Task prompt> Print the entries below in their entirety, exactly as they are written.
++++++++
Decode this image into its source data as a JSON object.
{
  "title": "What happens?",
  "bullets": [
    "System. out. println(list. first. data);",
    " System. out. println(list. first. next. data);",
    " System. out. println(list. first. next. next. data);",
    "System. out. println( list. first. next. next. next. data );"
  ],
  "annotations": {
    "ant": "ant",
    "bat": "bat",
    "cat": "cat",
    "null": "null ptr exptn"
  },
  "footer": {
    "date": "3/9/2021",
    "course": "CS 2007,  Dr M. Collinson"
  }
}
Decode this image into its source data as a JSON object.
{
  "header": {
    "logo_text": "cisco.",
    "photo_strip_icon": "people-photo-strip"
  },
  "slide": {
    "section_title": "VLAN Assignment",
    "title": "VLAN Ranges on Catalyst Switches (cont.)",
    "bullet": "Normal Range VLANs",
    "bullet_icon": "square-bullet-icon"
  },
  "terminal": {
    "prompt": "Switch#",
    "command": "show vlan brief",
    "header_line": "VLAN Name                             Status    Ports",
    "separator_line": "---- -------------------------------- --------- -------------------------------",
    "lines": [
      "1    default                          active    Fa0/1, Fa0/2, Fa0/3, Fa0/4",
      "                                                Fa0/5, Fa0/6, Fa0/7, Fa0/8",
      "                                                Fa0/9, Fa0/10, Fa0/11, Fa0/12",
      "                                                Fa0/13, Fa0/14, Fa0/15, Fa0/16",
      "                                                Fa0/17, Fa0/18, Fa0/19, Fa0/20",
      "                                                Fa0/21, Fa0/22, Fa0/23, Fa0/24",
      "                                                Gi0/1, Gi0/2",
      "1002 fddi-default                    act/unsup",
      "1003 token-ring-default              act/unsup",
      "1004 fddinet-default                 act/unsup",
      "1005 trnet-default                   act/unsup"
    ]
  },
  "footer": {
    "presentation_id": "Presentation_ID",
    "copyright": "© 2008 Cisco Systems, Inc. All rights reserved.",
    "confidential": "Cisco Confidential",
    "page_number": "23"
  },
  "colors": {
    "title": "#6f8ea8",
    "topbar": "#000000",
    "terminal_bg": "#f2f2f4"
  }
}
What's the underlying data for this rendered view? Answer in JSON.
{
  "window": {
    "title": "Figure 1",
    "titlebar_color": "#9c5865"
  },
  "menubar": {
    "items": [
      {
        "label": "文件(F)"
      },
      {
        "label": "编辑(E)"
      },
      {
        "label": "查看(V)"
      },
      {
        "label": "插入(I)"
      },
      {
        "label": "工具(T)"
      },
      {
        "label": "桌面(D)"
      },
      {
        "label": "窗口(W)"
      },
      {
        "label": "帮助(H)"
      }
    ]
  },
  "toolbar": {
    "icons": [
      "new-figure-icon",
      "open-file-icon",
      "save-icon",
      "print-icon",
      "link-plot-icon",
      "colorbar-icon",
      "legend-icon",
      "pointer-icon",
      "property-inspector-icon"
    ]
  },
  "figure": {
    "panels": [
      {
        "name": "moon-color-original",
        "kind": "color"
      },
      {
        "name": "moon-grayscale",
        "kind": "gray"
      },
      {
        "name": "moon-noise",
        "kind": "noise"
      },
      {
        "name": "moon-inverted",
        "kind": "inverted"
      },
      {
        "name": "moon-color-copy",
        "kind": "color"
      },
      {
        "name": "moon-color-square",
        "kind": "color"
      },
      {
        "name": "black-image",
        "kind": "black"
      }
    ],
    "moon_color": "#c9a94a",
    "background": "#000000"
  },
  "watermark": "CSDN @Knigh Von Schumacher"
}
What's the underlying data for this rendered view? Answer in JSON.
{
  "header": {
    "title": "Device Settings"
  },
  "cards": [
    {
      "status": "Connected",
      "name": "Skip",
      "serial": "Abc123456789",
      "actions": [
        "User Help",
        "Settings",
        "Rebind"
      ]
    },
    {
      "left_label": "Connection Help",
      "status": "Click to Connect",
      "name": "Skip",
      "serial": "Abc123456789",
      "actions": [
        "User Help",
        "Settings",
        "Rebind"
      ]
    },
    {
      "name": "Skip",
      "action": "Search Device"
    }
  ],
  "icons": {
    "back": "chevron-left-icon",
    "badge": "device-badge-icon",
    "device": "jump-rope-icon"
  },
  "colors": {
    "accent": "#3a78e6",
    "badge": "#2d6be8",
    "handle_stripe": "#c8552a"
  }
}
++++++++
Result of the task>
Decode this image into its source data as a JSON object.
{
  "title": "What happens?",
  "bullets": [
    "System. out. println(list. first. data);",
    " System. out. println(list. first. next. data);",
    " System. out. println(list. first. next. next. data);",
    "System. out. println( list. first. next. next. next. data );"
  ],
  "annotations": {
    "ant": "ant",
    "bat": "bat",
    "cat": "cat",
    "null": "null ptr exptn"
  },
  "footer": {
    "date": "3/9/2021",
    "course": "CS 2007,  Dr M. Collinson"
  }
}
Decode this image into its source data as a JSON object.
{
  "header": {
    "logo_text": "cisco.",
    "photo_strip_icon": "people-photo-strip"
  },
  "slide": {
    "section_title": "VLAN Assignment",
    "title": "VLAN Ranges on Catalyst Switches (cont.)",
    "bullet": "Normal Range VLANs",
    "bullet_icon": "square-bullet-icon"
  },
  "terminal": {
    "prompt": "Switch#",
    "command": "show vlan brief",
    "header_line": "VLAN Name                             Status    Ports",
    "separator_line": "---- -------------------------------- --------- -------------------------------",
    "lines": [
      "1    default                          active    Fa0/1, Fa0/2, Fa0/3, Fa0/4",
      "                                                Fa0/5, Fa0/6, Fa0/7, Fa0/8",
      "                                                Fa0/9, Fa0/10, Fa0/11, Fa0/12",
      "                                                Fa0/13, Fa0/14, Fa0/15, Fa0/16",
      "                                                Fa0/17, Fa0/18, Fa0/19, Fa0/20",
      "                                                Fa0/21, Fa0/22, Fa0/23, Fa0/24",
      "                                                Gi0/1, Gi0/2",
      "1002 fddi-default                    act/unsup",
      "1003 token-ring-default              act/unsup",
      "1004 fddinet-default                 act/unsup",
      "1005 trnet-default                   act/unsup"
    ]
  },
  "footer": {
    "presentation_id": "Presentation_ID",
    "copyright": "© 2008 Cisco Systems, Inc. All rights reserved.",
    "confidential": "Cisco Confidential",
    "page_number": "23"
  },
  "colors": {
    "title": "#6f8ea8",
    "topbar": "#000000",
    "terminal_bg": "#f2f2f4"
  }
}
What's the underlying data for this rendered view? Answer in JSON.
{
  "window": {
    "title": "Figure 1",
    "titlebar_color": "#9c5865"
  },
  "menubar": {
    "items": [
      {
        "label": "文件(F)"
      },
      {
        "label": "编辑(E)"
      },
      {
        "label": "查看(V)"
      },
      {
        "label": "插入(I)"
      },
      {
        "label": "工具(T)"
      },
      {
        "label": "桌面(D)"
      },
      {
        "label": "窗口(W)"
      },
      {
        "label": "帮助(H)"
      }
    ]
  },
  "toolbar": {
    "icons": [
      "new-figure-icon",
      "open-file-icon",
      "save-icon",
      "print-icon",
      "link-plot-icon",
      "colorbar-icon",
      "legend-icon",
      "pointer-icon",
      "property-inspector-icon"
    ]
  },
  "figure": {
    "panels": [
      {
        "name": "moon-color-original",
        "kind": "color"
      },
      {
        "name": "moon-grayscale",
        "kind": "gray"
      },
      {
        "name": "moon-noise",
        "kind": "noise"
      },
      {
        "name": "moon-inverted",
        "kind": "inverted"
      },
      {
        "name": "moon-color-copy",
        "kind": "color"
      },
      {
        "name": "moon-color-square",
        "kind": "color"
      },
      {
        "name": "black-image",
        "kind": "black"
      }
    ],
    "moon_color": "#c9a94a",
    "background": "#000000"
  },
  "watermark": "CSDN @Knigh Von Schumacher"
}
What's the underlying data for this rendered view? Answer in JSON.
{
  "header": {
    "title": "Device Settings"
  },
  "cards": [
    {
      "status": "Connected",
      "name": "Skip",
      "serial": "Abc123456789",
      "actions": [
        "User Help",
        "Settings",
        "Rebind"
      ]
    },
    {
      "left_label": "Connection Help",
      "status": "Click to Connect",
      "name": "Skip",
      "serial": "Abc123456789",
      "actions": [
        "User Help",
        "Settings",
        "Rebind"
      ]
    },
    {
      "name": "Skip",
      "action": "Search Device"
    }
  ],
  "icons": {
    "back": "chevron-left-icon",
    "badge": "device-badge-icon",
    "device": "jump-rope-icon"
  },
  "colors": {
    "accent": "#3a78e6",
    "badge": "#2d6be8",
    "handle_stripe": "#c8552a"
  }
}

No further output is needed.